#### Your objective:
How many lines in the rows below contain the string "group", matching case exactly? Reply with the number alone.

--*--

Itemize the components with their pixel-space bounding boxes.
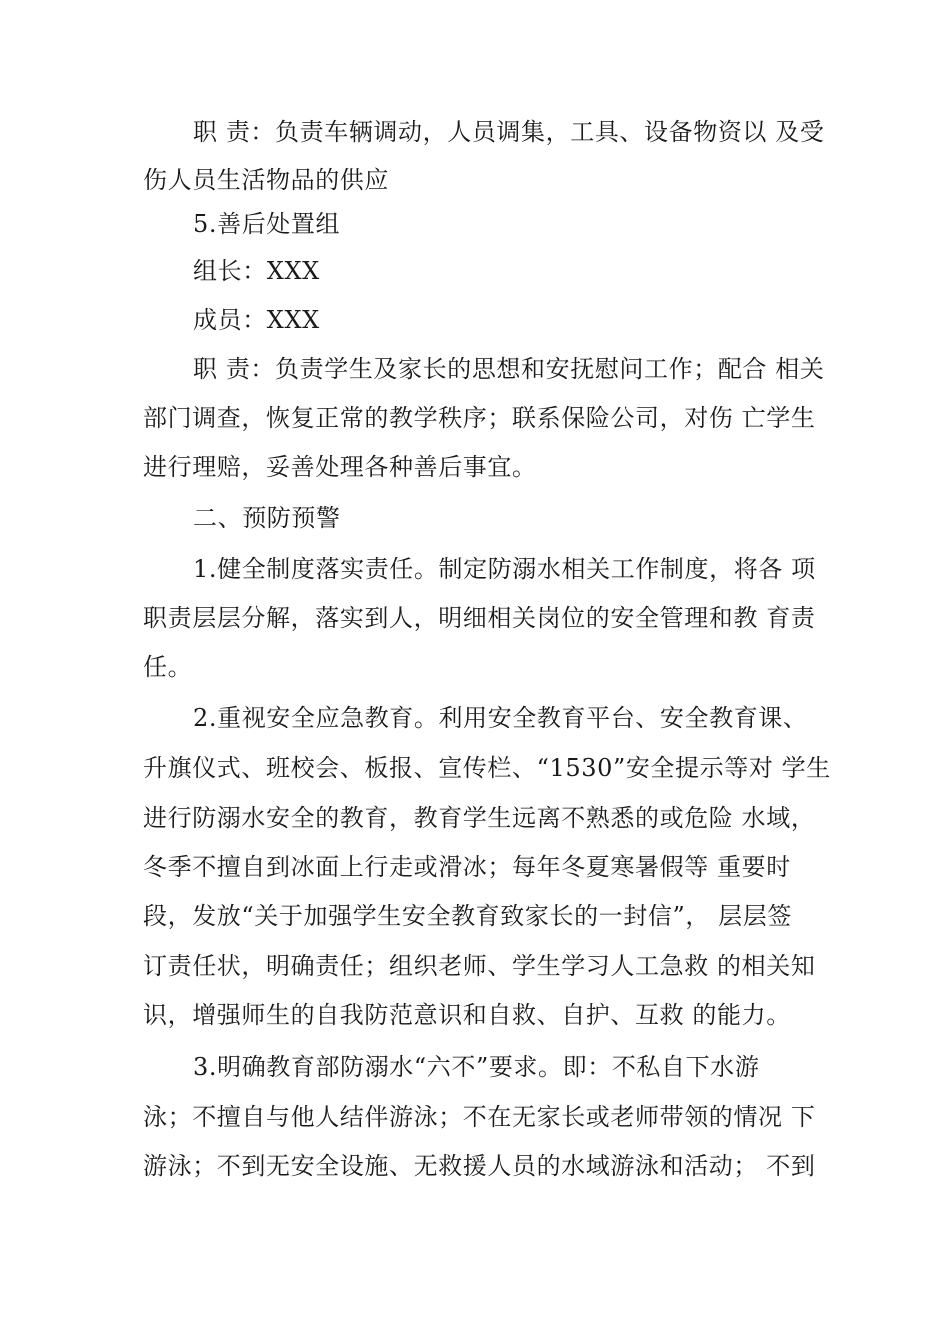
group-leader-line: 组长：XXX [193,257,320,285]
text-line-11: 职责层层分解，落实到人，明细相关岗位的安全管理和教 育责 [143,604,816,632]
text-line-22: 游泳；不到无安全设施、无救援人员的水域游泳和活动； 不到 [143,1152,816,1180]
text-line-10: 1.健全制度落实责任。制定防溺水相关工作制度，将各 项 [193,555,816,583]
text-line-19: 识，增强师生的自我防范意识和自救、自护、互救 的能力。 [143,1001,791,1029]
text-line-17: 段，发放“关于加强学生安全教育致家长的一封信”， 层层签 [143,902,792,930]
text-line-18: 订责任状，明确责任；组织老师、学生学习人工急救 的相关知 [143,952,816,980]
text-line-15: 进行防溺水安全的教育，教育学生远离不熟悉的或危险 水域， [143,804,816,832]
section-heading-prevention: 二、预防预警 [193,504,341,532]
text-line-16: 冬季不擅自到冰面上行走或滑冰；每年冬夏寒暑假等 重要时 [143,853,791,881]
section-heading-aftercare-group: 5.善后处置组 [193,210,341,238]
text-line-13: 2.重视安全应急教育。利用安全教育平台、安全教育课、 [193,704,808,732]
group-members-line: 成员：XXX [193,306,320,334]
text-line-12: 任。 [143,653,193,681]
text-line-14: 升旗仪式、班校会、板报、宣传栏、“1530”安全提示等对 学生 [143,754,831,782]
text-line-6: 职 责：负责学生及家长的思想和安抚慰问工作；配合 相关 [193,355,825,383]
text-line-20: 3.明确教育部防溺水“六不”要求。即：不私自下水游 [193,1053,760,1081]
text-line-7: 部门调查，恢复正常的教学秩序；联系保险公司，对伤 亡学生 [143,404,816,432]
text-line-8: 进行理赔，妥善处理各种善后事宜。 [143,453,537,481]
text-line-2: 伤人员生活物品的供应 [143,166,389,194]
text-line-1: 职 责：负责车辆调动，人员调集，工具、设备物资以 及受 [193,118,825,146]
text-line-21: 泳；不擅自与他人结伴游泳；不在无家长或老师带领的情况 下 [143,1103,816,1131]
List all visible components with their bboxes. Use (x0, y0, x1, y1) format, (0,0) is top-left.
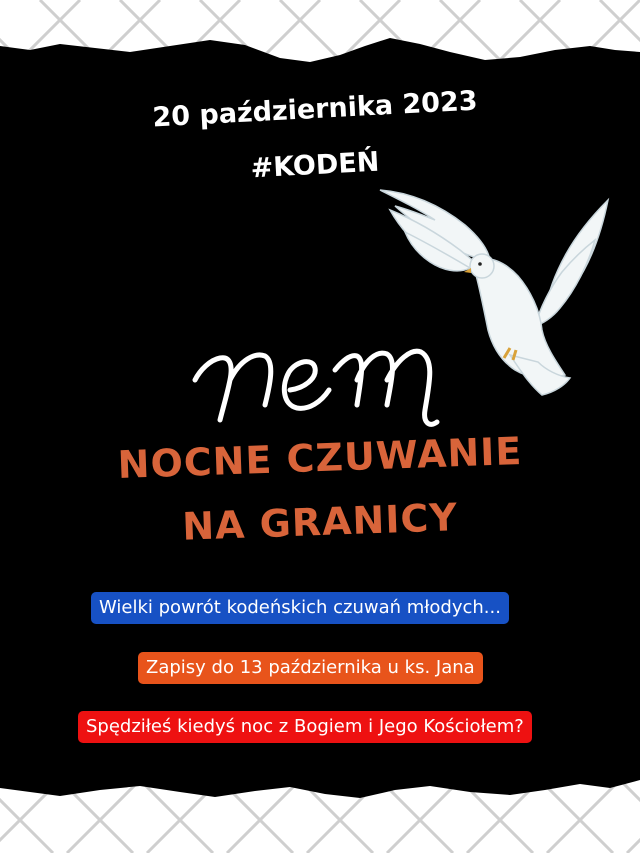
nem-logo (185, 310, 455, 440)
note-red: Spędziłeś kiedyś noc z Bogiem i Jego Kościołem? (78, 711, 532, 743)
event-date: 20 października 2023 (151, 85, 479, 134)
note-blue: Wielki powrót kodeńskich czuwań młodych... (91, 592, 509, 624)
note-orange: Zapisy do 13 października u ks. Jana (138, 652, 483, 684)
headline-line-2: NA GRANICY (181, 495, 459, 549)
event-hashtag: #KODEŃ (249, 146, 381, 185)
headline-line-1: NOCNE CZUWANIE (116, 428, 524, 488)
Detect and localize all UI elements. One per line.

--*--

#### The result:
3